------ Input material ------

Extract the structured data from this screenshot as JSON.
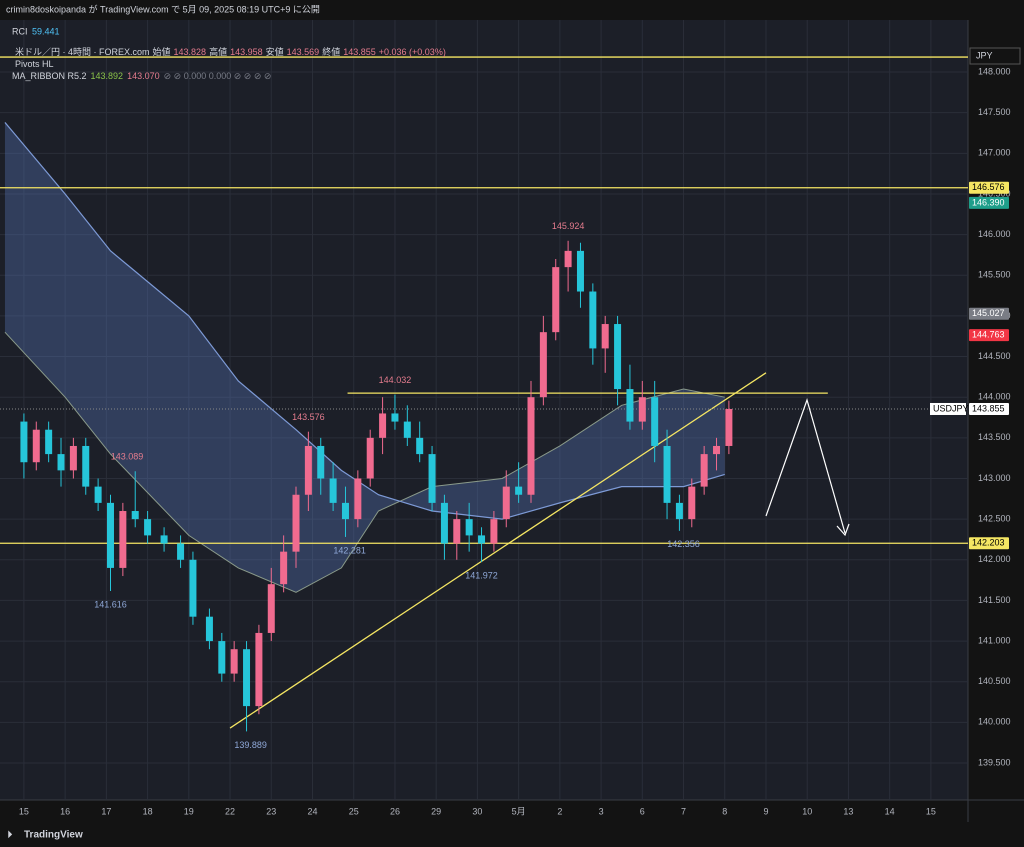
{
  "header": "crimin8doskoipanda が TradingView.com で 5月 09, 2025 08:19 UTC+9 に公開",
  "footer": "TradingView",
  "chart_data": {
    "type": "candlestick",
    "indicator": {
      "name": "RCI",
      "value": 59.441
    },
    "legend": {
      "symbol": "米ドル／円 · 4時間 · FOREX.com",
      "open_label": "始値",
      "open": 143.828,
      "high_label": "高値",
      "high": 143.958,
      "low_label": "安値",
      "low": 143.569,
      "close_label": "終値",
      "close": 143.855,
      "change": "+0.036 (+0.03%)",
      "pivots": "Pivots HL",
      "ribbon": "MA_RIBBON R5.2",
      "ribbon_fast": 143.892,
      "ribbon_slow": {
        "value": 143.07,
        "label": "143.070"
      },
      "ribbon_rest": "⊘ ⊘ 0.000 0.000 ⊘ ⊘ ⊘ ⊘"
    },
    "currency": "JPY",
    "symbol": "USDJPY",
    "up_color": "#f06b8f",
    "down_color": "#26c6da",
    "xlim": [
      -0.58,
      22.9
    ],
    "ylim": [
      139.045,
      148.64
    ],
    "xticks": [
      {
        "value": 0,
        "label": "15"
      },
      {
        "value": 1,
        "label": "16"
      },
      {
        "value": 2,
        "label": "17"
      },
      {
        "value": 3,
        "label": "18"
      },
      {
        "value": 4,
        "label": "19"
      },
      {
        "value": 5,
        "label": "22"
      },
      {
        "value": 6,
        "label": "23"
      },
      {
        "value": 7,
        "label": "24"
      },
      {
        "value": 8,
        "label": "25"
      },
      {
        "value": 9,
        "label": "26"
      },
      {
        "value": 10,
        "label": "29"
      },
      {
        "value": 11,
        "label": "30"
      },
      {
        "value": 12,
        "label": "5月"
      },
      {
        "value": 13,
        "label": "2"
      },
      {
        "value": 14,
        "label": "3"
      },
      {
        "value": 15,
        "label": "6"
      },
      {
        "value": 16,
        "label": "7"
      },
      {
        "value": 17,
        "label": "8"
      },
      {
        "value": 18,
        "label": "9"
      },
      {
        "value": 19,
        "label": "10"
      },
      {
        "value": 20,
        "label": "13"
      },
      {
        "value": 21,
        "label": "14"
      },
      {
        "value": 22,
        "label": "15"
      }
    ],
    "yticks": [
      {
        "value": 139.5,
        "label": "139.500"
      },
      {
        "value": 140,
        "label": "140.000"
      },
      {
        "value": 140.5,
        "label": "140.500"
      },
      {
        "value": 141,
        "label": "141.000"
      },
      {
        "value": 141.5,
        "label": "141.500"
      },
      {
        "value": 142,
        "label": "142.000"
      },
      {
        "value": 142.5,
        "label": "142.500"
      },
      {
        "value": 143,
        "label": "143.000"
      },
      {
        "value": 143.5,
        "label": "143.500"
      },
      {
        "value": 144,
        "label": "144.000"
      },
      {
        "value": 144.5,
        "label": "144.500"
      },
      {
        "value": 145,
        "label": "145.000"
      },
      {
        "value": 145.5,
        "label": "145.500"
      },
      {
        "value": 146,
        "label": "146.000"
      },
      {
        "value": 146.5,
        "label": "146.500"
      },
      {
        "value": 147,
        "label": "147.000"
      },
      {
        "value": 147.5,
        "label": "147.500"
      },
      {
        "value": 148,
        "label": "148.000"
      }
    ],
    "x": [
      0,
      0.3,
      0.6,
      0.9,
      1.2,
      1.5,
      1.8,
      2.1,
      2.4,
      2.7,
      3,
      3.4,
      3.8,
      4.1,
      4.5,
      4.8,
      5.1,
      5.4,
      5.7,
      6,
      6.3,
      6.6,
      6.9,
      7.2,
      7.5,
      7.8,
      8.1,
      8.4,
      8.7,
      9,
      9.3,
      9.6,
      9.9,
      10.2,
      10.5,
      10.8,
      11.1,
      11.4,
      11.7,
      12,
      12.3,
      12.6,
      12.9,
      13.2,
      13.5,
      13.8,
      14.1,
      14.4,
      14.7,
      15,
      15.3,
      15.6,
      15.9,
      16.2,
      16.5,
      16.8,
      17.1
    ],
    "open": [
      143.7,
      143.2,
      143.6,
      143.3,
      143.1,
      143.4,
      142.9,
      142.7,
      141.9,
      142.6,
      142.5,
      142.3,
      142.2,
      142,
      141.3,
      141,
      140.6,
      140.9,
      140.2,
      141.1,
      141.7,
      142.1,
      142.8,
      143.4,
      143,
      142.7,
      142.5,
      143,
      143.5,
      143.8,
      143.7,
      143.5,
      143.3,
      142.7,
      142.2,
      142.5,
      142.3,
      142.2,
      142.5,
      142.9,
      142.8,
      144,
      144.8,
      145.6,
      145.8,
      145.3,
      144.6,
      144.9,
      144.1,
      143.7,
      144,
      143.4,
      142.7,
      142.5,
      142.9,
      143.3,
      143.4
    ],
    "high": [
      143.8,
      143.7,
      143.7,
      143.5,
      143.5,
      143.5,
      143,
      142.8,
      142.7,
      143.089,
      142.6,
      142.4,
      142.3,
      142.1,
      141.4,
      141.1,
      141,
      141,
      141.2,
      141.9,
      142.3,
      142.9,
      143.576,
      143.5,
      143.2,
      142.9,
      143.1,
      143.6,
      144,
      144.032,
      143.9,
      143.7,
      143.4,
      142.8,
      142.6,
      142.7,
      142.4,
      142.6,
      143.1,
      143.2,
      144.2,
      145,
      145.7,
      145.924,
      145.9,
      145.4,
      145,
      145,
      144.4,
      144.2,
      144.2,
      143.6,
      142.8,
      143,
      143.4,
      143.5,
      143.958
    ],
    "low": [
      143,
      143.1,
      143.2,
      142.9,
      143,
      142.8,
      142.6,
      141.616,
      141.8,
      142.4,
      142.2,
      142.1,
      141.9,
      141.2,
      140.9,
      140.5,
      140.5,
      139.889,
      140.1,
      141,
      141.6,
      141.9,
      142.6,
      142.8,
      142.6,
      142.281,
      142.4,
      142.9,
      143.3,
      143.6,
      143.4,
      143.2,
      142.6,
      142,
      142,
      142.1,
      141.972,
      142.1,
      142.4,
      142.7,
      142.7,
      143.9,
      144.7,
      145.3,
      145.1,
      144.4,
      144.3,
      143.9,
      143.6,
      143.6,
      143.2,
      142.5,
      142.356,
      142.4,
      142.8,
      143.1,
      143.3
    ],
    "close": [
      143.2,
      143.6,
      143.3,
      143.1,
      143.4,
      142.9,
      142.7,
      141.9,
      142.6,
      142.5,
      142.3,
      142.2,
      142,
      141.3,
      141,
      140.6,
      140.9,
      140.2,
      141.1,
      141.7,
      142.1,
      142.8,
      143.4,
      143,
      142.7,
      142.5,
      143,
      143.5,
      143.8,
      143.7,
      143.5,
      143.3,
      142.7,
      142.2,
      142.5,
      142.3,
      142.2,
      142.5,
      142.9,
      142.8,
      144,
      144.8,
      145.6,
      145.8,
      145.3,
      144.6,
      144.9,
      144.1,
      143.7,
      144,
      143.4,
      142.7,
      142.5,
      142.9,
      143.3,
      143.4,
      143.855
    ],
    "ribbon_x": [
      -0.46,
      1,
      2.1,
      4,
      5.2,
      6.6,
      7.7,
      8.6,
      9.9,
      11.6,
      13,
      14.5,
      16,
      17
    ],
    "ribbon_fast_values": [
      144.8,
      144,
      143.3,
      142.3,
      141.9,
      141.6,
      141.9,
      142.6,
      142.9,
      143,
      143.4,
      143.9,
      144.1,
      144
    ],
    "ribbon_slow_values": [
      147.38,
      146.5,
      145.8,
      145,
      144.2,
      143.6,
      143.1,
      142.8,
      142.6,
      142.5,
      142.7,
      142.9,
      142.9,
      143.05
    ],
    "pivots": {
      "x": [
        2.5,
        2.1,
        5.5,
        6.9,
        7.9,
        9.0,
        11.1,
        13.2,
        16.0
      ],
      "values": [
        143.089,
        141.616,
        139.889,
        143.576,
        142.281,
        144.032,
        141.972,
        145.924,
        142.356
      ],
      "kind": [
        "high",
        "low",
        "low",
        "high",
        "low",
        "high",
        "low",
        "high",
        "low"
      ]
    },
    "hlines": [
      148.184,
      146.576,
      142.203
    ],
    "hline_color": "#f5e663",
    "resistance": {
      "x": [
        7.85,
        19.5
      ],
      "value": 144.05
    },
    "trendline": {
      "x": [
        5.0,
        18.0
      ],
      "y": [
        139.93,
        144.3
      ]
    },
    "price_tags": [
      {
        "value": 146.576,
        "label": "146.576",
        "color": "#f5e663"
      },
      {
        "value": 146.39,
        "label": "146.390",
        "color": "#1e9e8a"
      },
      {
        "value": 145.027,
        "label": "145.027",
        "color": "#7a7d85"
      },
      {
        "value": 144.763,
        "label": "144.763",
        "color": "#f23645"
      },
      {
        "value": 143.855,
        "label": "143.855",
        "color": "#ffffff"
      },
      {
        "value": 142.203,
        "label": "142.203",
        "color": "#f5e663"
      }
    ]
  }
}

------

Determine how many lines contain the word "symbol" and reply with that number alone.

2